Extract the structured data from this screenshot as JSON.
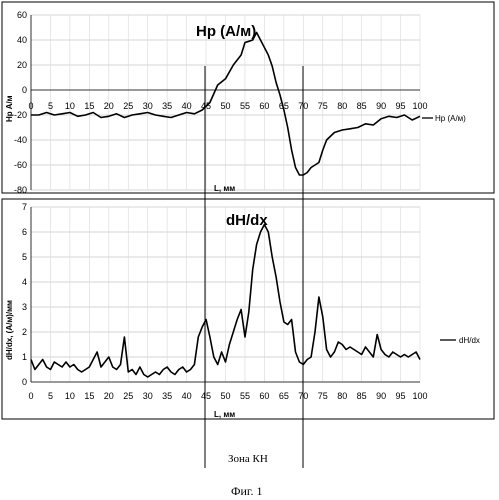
{
  "chart_data": [
    {
      "type": "line",
      "title": "Hp (A/м)",
      "xlabel": "L, мм",
      "ylabel": "Hp A/м",
      "xlim": [
        0,
        100
      ],
      "ylim": [
        -80,
        60
      ],
      "x_ticks": [
        "0",
        "5",
        "10",
        "15",
        "20",
        "25",
        "30",
        "35",
        "40",
        "45",
        "50",
        "55",
        "60",
        "65",
        "70",
        "75",
        "80",
        "85",
        "90",
        "95",
        "100"
      ],
      "y_ticks": [
        "60",
        "40",
        "20",
        "0",
        "-20",
        "-40",
        "-60",
        "-80"
      ],
      "grid": true,
      "legend": "right",
      "series": [
        {
          "name": "Hp (A/м)",
          "x": [
            0,
            2,
            4,
            6,
            8,
            10,
            12,
            14,
            16,
            18,
            20,
            22,
            24,
            26,
            28,
            30,
            32,
            34,
            36,
            38,
            40,
            42,
            44,
            46,
            48,
            50,
            52,
            54,
            55,
            56,
            57,
            58,
            59,
            60,
            61,
            62,
            63,
            64,
            65,
            66,
            67,
            68,
            69,
            70,
            71,
            72,
            73,
            74,
            75,
            76,
            78,
            80,
            82,
            84,
            86,
            88,
            90,
            92,
            94,
            96,
            98,
            100
          ],
          "y": [
            -20,
            -20,
            -18,
            -20,
            -19,
            -18,
            -21,
            -20,
            -18,
            -22,
            -21,
            -19,
            -22,
            -20,
            -19,
            -18,
            -20,
            -21,
            -22,
            -20,
            -18,
            -19,
            -16,
            -10,
            4,
            9,
            20,
            28,
            38,
            39,
            40,
            46,
            40,
            34,
            28,
            19,
            6,
            -4,
            -16,
            -30,
            -48,
            -62,
            -68,
            -68,
            -66,
            -62,
            -60,
            -58,
            -48,
            -40,
            -34,
            -32,
            -31,
            -30,
            -27,
            -28,
            -23,
            -21,
            -22,
            -20,
            -24,
            -21
          ]
        }
      ]
    },
    {
      "type": "line",
      "title": "dH/dx",
      "xlabel": "L, мм",
      "ylabel": "dH/dx, (A/м)/мм",
      "xlim": [
        0,
        100
      ],
      "ylim": [
        0,
        7
      ],
      "x_ticks": [
        "0",
        "5",
        "10",
        "15",
        "20",
        "25",
        "30",
        "35",
        "40",
        "45",
        "50",
        "55",
        "60",
        "65",
        "70",
        "75",
        "80",
        "85",
        "90",
        "95",
        "100"
      ],
      "y_ticks": [
        "7",
        "6",
        "5",
        "4",
        "3",
        "2",
        "1",
        "0"
      ],
      "grid": true,
      "legend": "right",
      "series": [
        {
          "name": "dH/dx",
          "x": [
            0,
            1,
            2,
            3,
            4,
            5,
            6,
            7,
            8,
            9,
            10,
            11,
            12,
            13,
            14,
            15,
            16,
            17,
            18,
            19,
            20,
            21,
            22,
            23,
            24,
            25,
            26,
            27,
            28,
            29,
            30,
            31,
            32,
            33,
            34,
            35,
            36,
            37,
            38,
            39,
            40,
            41,
            42,
            43,
            44,
            45,
            46,
            47,
            48,
            49,
            50,
            51,
            52,
            53,
            54,
            55,
            56,
            57,
            58,
            59,
            60,
            61,
            62,
            63,
            64,
            65,
            66,
            67,
            68,
            69,
            70,
            71,
            72,
            73,
            74,
            75,
            76,
            77,
            78,
            79,
            80,
            81,
            82,
            83,
            84,
            85,
            86,
            87,
            88,
            89,
            90,
            91,
            92,
            93,
            94,
            95,
            96,
            97,
            98,
            99,
            100
          ],
          "y": [
            0.9,
            0.5,
            0.7,
            0.9,
            0.6,
            0.5,
            0.8,
            0.7,
            0.6,
            0.8,
            0.6,
            0.7,
            0.5,
            0.4,
            0.5,
            0.6,
            0.9,
            1.2,
            0.6,
            0.8,
            1.0,
            0.6,
            0.5,
            0.7,
            1.8,
            0.4,
            0.5,
            0.3,
            0.6,
            0.3,
            0.2,
            0.3,
            0.4,
            0.3,
            0.5,
            0.6,
            0.4,
            0.3,
            0.5,
            0.6,
            0.4,
            0.5,
            0.7,
            1.8,
            2.2,
            2.5,
            1.8,
            1.0,
            0.7,
            1.2,
            0.8,
            1.5,
            2.0,
            2.5,
            2.9,
            1.8,
            2.8,
            4.5,
            5.5,
            6.0,
            6.3,
            6.0,
            5.0,
            4.2,
            3.2,
            2.4,
            2.3,
            2.5,
            1.2,
            0.8,
            0.7,
            0.9,
            1.0,
            2.0,
            3.4,
            2.6,
            1.3,
            1.0,
            1.2,
            1.6,
            1.5,
            1.3,
            1.4,
            1.3,
            1.2,
            1.1,
            1.4,
            1.2,
            1.0,
            1.9,
            1.3,
            1.1,
            1.0,
            1.2,
            1.1,
            1.0,
            1.1,
            1.0,
            1.1,
            1.2,
            0.9
          ]
        }
      ]
    }
  ],
  "annotations": {
    "zone_label": "Зона КН",
    "figure_caption": "Фиг. 1"
  }
}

□ □ □ □

Requirements
Give an exact reproduction of every line, leaving out any picture.

Full answer
Extract the structured data from this screenshot as JSON.
{
  "chart_data": [
    {
      "type": "line",
      "title": "Hp (A/м)",
      "xlabel": "L, мм",
      "ylabel": "Hp A/м",
      "xlim": [
        0,
        100
      ],
      "ylim": [
        -80,
        60
      ],
      "x_ticks": [
        "0",
        "5",
        "10",
        "15",
        "20",
        "25",
        "30",
        "35",
        "40",
        "45",
        "50",
        "55",
        "60",
        "65",
        "70",
        "75",
        "80",
        "85",
        "90",
        "95",
        "100"
      ],
      "y_ticks": [
        "60",
        "40",
        "20",
        "0",
        "-20",
        "-40",
        "-60",
        "-80"
      ],
      "grid": true,
      "legend": "right",
      "series": [
        {
          "name": "Hp (A/м)",
          "x": [
            0,
            2,
            4,
            6,
            8,
            10,
            12,
            14,
            16,
            18,
            20,
            22,
            24,
            26,
            28,
            30,
            32,
            34,
            36,
            38,
            40,
            42,
            44,
            46,
            48,
            50,
            52,
            54,
            55,
            56,
            57,
            58,
            59,
            60,
            61,
            62,
            63,
            64,
            65,
            66,
            67,
            68,
            69,
            70,
            71,
            72,
            73,
            74,
            75,
            76,
            78,
            80,
            82,
            84,
            86,
            88,
            90,
            92,
            94,
            96,
            98,
            100
          ],
          "y": [
            -20,
            -20,
            -18,
            -20,
            -19,
            -18,
            -21,
            -20,
            -18,
            -22,
            -21,
            -19,
            -22,
            -20,
            -19,
            -18,
            -20,
            -21,
            -22,
            -20,
            -18,
            -19,
            -16,
            -10,
            4,
            9,
            20,
            28,
            38,
            39,
            40,
            46,
            40,
            34,
            28,
            19,
            6,
            -4,
            -16,
            -30,
            -48,
            -62,
            -68,
            -68,
            -66,
            -62,
            -60,
            -58,
            -48,
            -40,
            -34,
            -32,
            -31,
            -30,
            -27,
            -28,
            -23,
            -21,
            -22,
            -20,
            -24,
            -21
          ]
        }
      ]
    },
    {
      "type": "line",
      "title": "dH/dx",
      "xlabel": "L, мм",
      "ylabel": "dH/dx, (A/м)/мм",
      "xlim": [
        0,
        100
      ],
      "ylim": [
        0,
        7
      ],
      "x_ticks": [
        "0",
        "5",
        "10",
        "15",
        "20",
        "25",
        "30",
        "35",
        "40",
        "45",
        "50",
        "55",
        "60",
        "65",
        "70",
        "75",
        "80",
        "85",
        "90",
        "95",
        "100"
      ],
      "y_ticks": [
        "7",
        "6",
        "5",
        "4",
        "3",
        "2",
        "1",
        "0"
      ],
      "grid": true,
      "legend": "right",
      "series": [
        {
          "name": "dH/dx",
          "x": [
            0,
            1,
            2,
            3,
            4,
            5,
            6,
            7,
            8,
            9,
            10,
            11,
            12,
            13,
            14,
            15,
            16,
            17,
            18,
            19,
            20,
            21,
            22,
            23,
            24,
            25,
            26,
            27,
            28,
            29,
            30,
            31,
            32,
            33,
            34,
            35,
            36,
            37,
            38,
            39,
            40,
            41,
            42,
            43,
            44,
            45,
            46,
            47,
            48,
            49,
            50,
            51,
            52,
            53,
            54,
            55,
            56,
            57,
            58,
            59,
            60,
            61,
            62,
            63,
            64,
            65,
            66,
            67,
            68,
            69,
            70,
            71,
            72,
            73,
            74,
            75,
            76,
            77,
            78,
            79,
            80,
            81,
            82,
            83,
            84,
            85,
            86,
            87,
            88,
            89,
            90,
            91,
            92,
            93,
            94,
            95,
            96,
            97,
            98,
            99,
            100
          ],
          "y": [
            0.9,
            0.5,
            0.7,
            0.9,
            0.6,
            0.5,
            0.8,
            0.7,
            0.6,
            0.8,
            0.6,
            0.7,
            0.5,
            0.4,
            0.5,
            0.6,
            0.9,
            1.2,
            0.6,
            0.8,
            1.0,
            0.6,
            0.5,
            0.7,
            1.8,
            0.4,
            0.5,
            0.3,
            0.6,
            0.3,
            0.2,
            0.3,
            0.4,
            0.3,
            0.5,
            0.6,
            0.4,
            0.3,
            0.5,
            0.6,
            0.4,
            0.5,
            0.7,
            1.8,
            2.2,
            2.5,
            1.8,
            1.0,
            0.7,
            1.2,
            0.8,
            1.5,
            2.0,
            2.5,
            2.9,
            1.8,
            2.8,
            4.5,
            5.5,
            6.0,
            6.3,
            6.0,
            5.0,
            4.2,
            3.2,
            2.4,
            2.3,
            2.5,
            1.2,
            0.8,
            0.7,
            0.9,
            1.0,
            2.0,
            3.4,
            2.6,
            1.3,
            1.0,
            1.2,
            1.6,
            1.5,
            1.3,
            1.4,
            1.3,
            1.2,
            1.1,
            1.4,
            1.2,
            1.0,
            1.9,
            1.3,
            1.1,
            1.0,
            1.2,
            1.1,
            1.0,
            1.1,
            1.0,
            1.1,
            1.2,
            0.9
          ]
        }
      ]
    }
  ],
  "annotations": {
    "zone_label": "Зона КН",
    "figure_caption": "Фиг. 1"
  }
}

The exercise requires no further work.